### Set problem:
Extend the description of the application architecture, picking up right after its last sentence.

### Page excerpt:
* start *

Application architecture:

  • Main class
  • Providers
  • Services
  • Libraries / Models
  • List item

Main class
Basically loads the configuration file, initializes libraries required, etc. Once the daemon is initialized, it loops through all the providers and initializes them. After that, the daemon goes into an endless loop constantly going through each provider evenly distributed and tries to fetch a new service.

Providers
A provider is basically an adapter to a 3rd party service. This could be e-mail, fax, a job queue, database, etc. When a provider is initialized it connects to the 3rd party service. Whenever the application fetches a new service object from the provider, it checks the 3rd party service, if it finds a new request, it parses it and then returns a new service object to the application.

Services
A service is basically a specialized job. When a provider gets a new request, it returns a specific service type related to the request. When the application runs a new service thread, it will handle the request and then close.

* end *

### Dataset extract:
* start *

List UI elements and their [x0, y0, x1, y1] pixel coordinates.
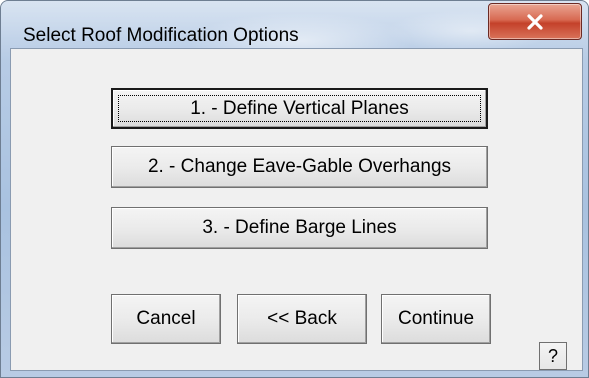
define-vertical-planes-button[interactable]: 1. - Define Vertical Planes	[111, 88, 488, 129]
define-barge-lines-label: 3. - Define Barge Lines	[202, 217, 397, 238]
back-button[interactable]: << Back	[237, 294, 367, 344]
continue-label: Continue	[397, 308, 475, 329]
change-eave-gable-overhangs-button[interactable]: 2. - Change Eave-Gable Overhangs	[111, 146, 488, 188]
help-label: ?	[547, 345, 558, 366]
cancel-button[interactable]: Cancel	[111, 294, 221, 344]
define-vertical-planes-label: 1. - Define Vertical Planes	[190, 97, 409, 119]
continue-button[interactable]: Continue	[381, 294, 491, 344]
change-eave-gable-overhangs-label: 2. - Change Eave-Gable Overhangs	[147, 156, 452, 177]
cancel-label: Cancel	[136, 308, 196, 329]
back-label: << Back	[267, 308, 337, 329]
window-title: Select Roof Modification Options	[23, 25, 299, 46]
help-button[interactable]: ?	[539, 342, 567, 370]
dialog-window: Select Roof Modification Options 1. - De…	[0, 0, 589, 378]
close-icon	[527, 13, 543, 30]
close-button[interactable]	[488, 3, 582, 40]
define-barge-lines-button[interactable]: 3. - Define Barge Lines	[111, 207, 488, 249]
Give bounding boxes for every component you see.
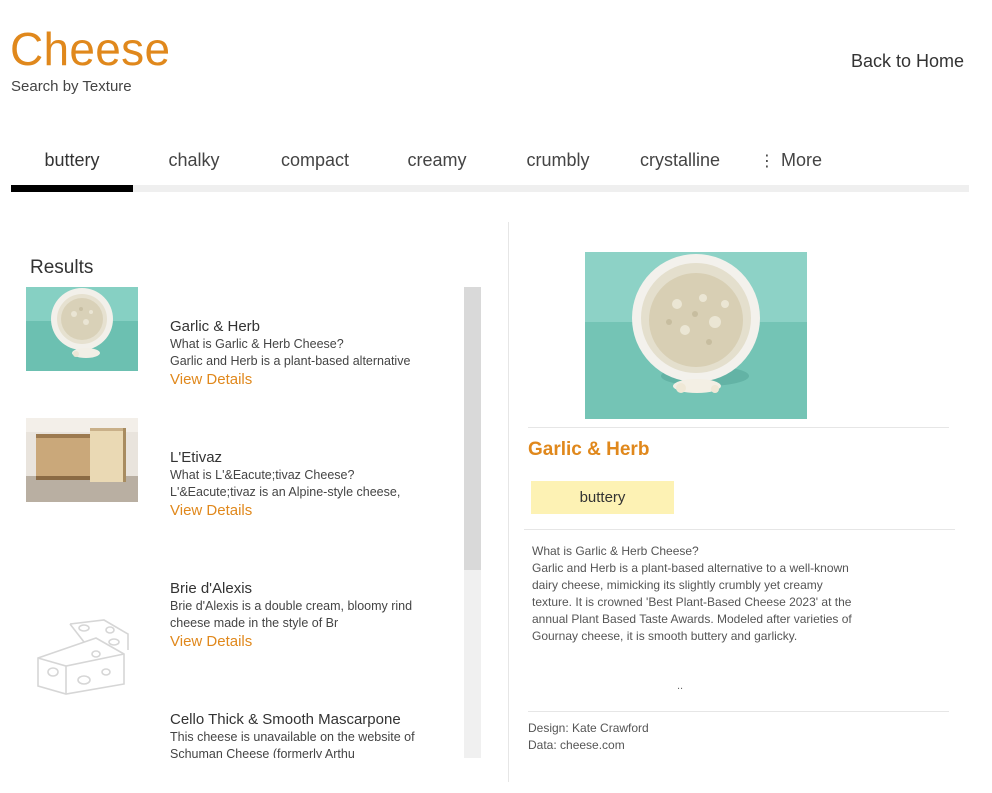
scrollbar-thumb[interactable] <box>464 287 481 570</box>
result-name: Cello Thick & Smooth Mascarpone <box>170 711 401 728</box>
detail-description-line: dairy cheese, mimicking its slightly cru… <box>532 578 823 592</box>
detail-description-line: texture. It is crowned 'Best Plant-Based… <box>532 595 852 609</box>
tab-crumbly[interactable]: crumbly <box>497 150 619 171</box>
cheese-wedge-photo <box>26 418 138 502</box>
results-list: Garlic & Herb What is Garlic & Herb Chee… <box>20 284 460 758</box>
detail-divider <box>528 427 949 428</box>
detail-divider <box>528 711 949 712</box>
credit-design: Design: Kate Crawford <box>528 721 649 735</box>
result-description: Brie d'Alexis is a double cream, bloomy … <box>170 599 413 613</box>
result-name: Garlic & Herb <box>170 318 261 335</box>
detail-cheese-name: Garlic & Herb <box>528 439 650 460</box>
app-subtitle: Search by Texture <box>11 78 132 95</box>
view-details-link[interactable]: View Details <box>170 633 440 651</box>
result-description: L'&Eacute;tivaz is an Alpine-style chees… <box>170 485 401 499</box>
detail-divider <box>524 529 955 530</box>
credit-data: Data: cheese.com <box>528 738 625 752</box>
view-details-link[interactable]: View Details <box>170 502 440 520</box>
result-item-brie-dalexis[interactable]: Brie d'Alexis Brie d'Alexis is a double … <box>20 546 460 695</box>
view-details-link[interactable]: View Details <box>170 371 440 389</box>
result-description: Garlic and Herb is a plant-based alterna… <box>170 354 411 368</box>
active-tab-indicator <box>11 185 133 192</box>
texture-tabs: buttery chalky compact creamy crumbly cr… <box>11 140 969 192</box>
tab-more-label: More <box>781 150 823 170</box>
results-scrollbar[interactable] <box>464 287 481 758</box>
tab-buttery[interactable]: buttery <box>11 150 133 171</box>
result-item-letivaz[interactable]: L'Etivaz What is L'&Eacute;tivaz Cheese?… <box>20 415 460 545</box>
tab-compact[interactable]: compact <box>254 150 376 171</box>
result-text: Cello Thick & Smooth Mascarpone This che… <box>170 711 440 758</box>
result-name: Brie d'Alexis <box>170 580 253 597</box>
app-title: Cheese <box>10 23 171 75</box>
tab-track <box>11 185 969 192</box>
result-item-garlic-herb[interactable]: Garlic & Herb What is Garlic & Herb Chee… <box>20 284 460 414</box>
results-title: Results <box>30 257 94 278</box>
detail-description: Garlic and Herb is a plant-based alterna… <box>532 560 877 645</box>
detail-question: What is Garlic & Herb Cheese? <box>532 544 699 558</box>
detail-description-line: Garlic and Herb is a plant-based alterna… <box>532 561 849 575</box>
back-to-home-link[interactable]: Back to Home <box>851 51 964 72</box>
result-item-cello-mascarpone[interactable]: Cello Thick & Smooth Mascarpone This che… <box>20 677 460 758</box>
result-description: What is Garlic & Herb Cheese? <box>170 337 344 351</box>
result-text: Brie d'Alexis Brie d'Alexis is a double … <box>170 580 440 651</box>
detail-description-line: Gournay cheese, it is smooth buttery and… <box>532 629 798 643</box>
result-description: cheese made in the style of Br <box>170 616 339 630</box>
cheese-bowl-photo <box>26 287 138 371</box>
tab-creamy[interactable]: creamy <box>376 150 498 171</box>
result-text: Garlic & Herb What is Garlic & Herb Chee… <box>170 318 440 389</box>
tab-chalky[interactable]: chalky <box>133 150 255 171</box>
result-description: What is L'&Eacute;tivaz Cheese? <box>170 468 355 482</box>
detail-ellipsis: .. <box>677 680 684 692</box>
texture-badge: buttery <box>531 481 674 514</box>
tab-more[interactable]: ⋮ More <box>759 150 822 171</box>
more-vertical-icon: ⋮ <box>759 153 775 170</box>
panel-divider <box>508 222 509 782</box>
detail-description-line: annual Plant Based Taste Awards. Modeled… <box>532 612 852 626</box>
result-description: This cheese is unavailable on the websit… <box>170 730 415 744</box>
detail-cheese-photo <box>585 252 807 419</box>
result-description: Schuman Cheese (formerly Arthu <box>170 747 355 758</box>
tab-crystalline[interactable]: crystalline <box>619 150 741 171</box>
result-text: L'Etivaz What is L'&Eacute;tivaz Cheese?… <box>170 449 440 520</box>
result-name: L'Etivaz <box>170 449 223 466</box>
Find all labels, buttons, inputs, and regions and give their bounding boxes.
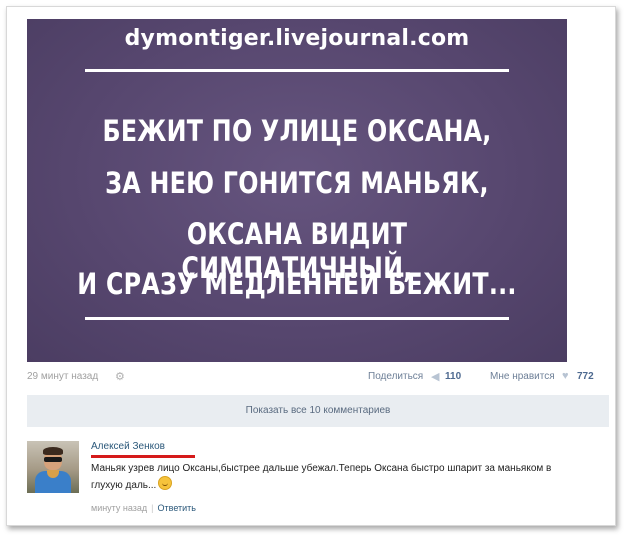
poster-line-4: И СРАЗУ МЕДЛЕННЕЙ БЕЖИТ... [77,267,517,301]
comment-time[interactable]: минуту назад [91,503,147,513]
avatar[interactable] [27,441,79,493]
screenshot-frame: dymontiger.livejournal.com БЕЖИТ ПО УЛИЦ… [6,6,616,526]
watermark: dymontiger.livejournal.com [124,26,470,51]
footer-divider: | [151,503,154,513]
comment-author-link[interactable]: Алексей Зенков [91,441,165,452]
share-icon: ◀ [431,371,440,383]
poster-line-1: БЕЖИТ ПО УЛИЦЕ ОКСАНА, [102,114,492,148]
avatar-figure-glasses [44,457,62,462]
post-image[interactable]: dymontiger.livejournal.com БЕЖИТ ПО УЛИЦ… [27,19,567,362]
like-count: 772 [577,371,594,382]
poster-top-rule [85,69,509,72]
comment-text: Маньяк узрев лицо Оксаны,быстрее дальше … [91,461,571,493]
post-meta-bar: 29 минут назад ⚙ Поделиться ◀ 110 Мне нр… [27,370,607,385]
share-button[interactable]: Поделиться [368,371,423,382]
red-highlight-underline [91,455,195,458]
poster-bottom-rule [85,317,509,320]
post-timestamp[interactable]: 29 минут назад [27,371,98,382]
heart-icon[interactable]: ♥ [562,370,569,382]
poster-line-2: ЗА НЕЮ ГОНИТСЯ МАНЬЯК, [105,166,489,200]
smile-icon [158,476,173,490]
comment-item: Алексей Зенков Маньяк узрев лицо Оксаны,… [27,439,609,519]
reply-link[interactable]: Ответить [158,503,196,513]
gear-icon[interactable]: ⚙ [115,370,125,383]
comment-footer: минуту назад | Ответить [91,503,196,513]
show-all-comments-button[interactable]: Показать все 10 комментариев [27,395,609,427]
like-button[interactable]: Мне нравится [490,371,555,382]
avatar-figure-hair [43,447,63,455]
share-count: 110 [445,371,462,382]
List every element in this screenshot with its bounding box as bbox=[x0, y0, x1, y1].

* end *

### Exercise response:
Here is an example, although it probably won’t ever be used like this. A new provider is created that listens on an HTTP port. A new HTTP request comes in asking to process a string (reverse it) and store it in the database reversed. A new request comes in, the provider returns the service to the application, the application launches a new service in which is reverses the string and updates the database. When it’s updated, the application sees that the job is done and is able to fetch a new one from another provider.

Question:
Are there any design patterns like MVC that would handle an architecture like this? I realize that MVC is a very bad term to use, as it contains multiple patterns. I guess what I’m asking is, the approach I’m going for okay? Would it be a good idea to take the concepts behind MVC and move it to this application? Providers being controllers, services being actions tied to models? Although there is never any views in this type of application.

Edit:

  • The daemon handles requests asynchronously to the requester. The requester never receives a direct response.
  • The application is distributed, so you can run this daemon on as many servers as you want. Whenever a provider retrieves a new request it locks the request so the other daemons do not duplicate the request. Jeff Storey mentioned JMS which could be useful for this. I’ve also thought about integrating Memcache to handle locking on top of how the providers handle it.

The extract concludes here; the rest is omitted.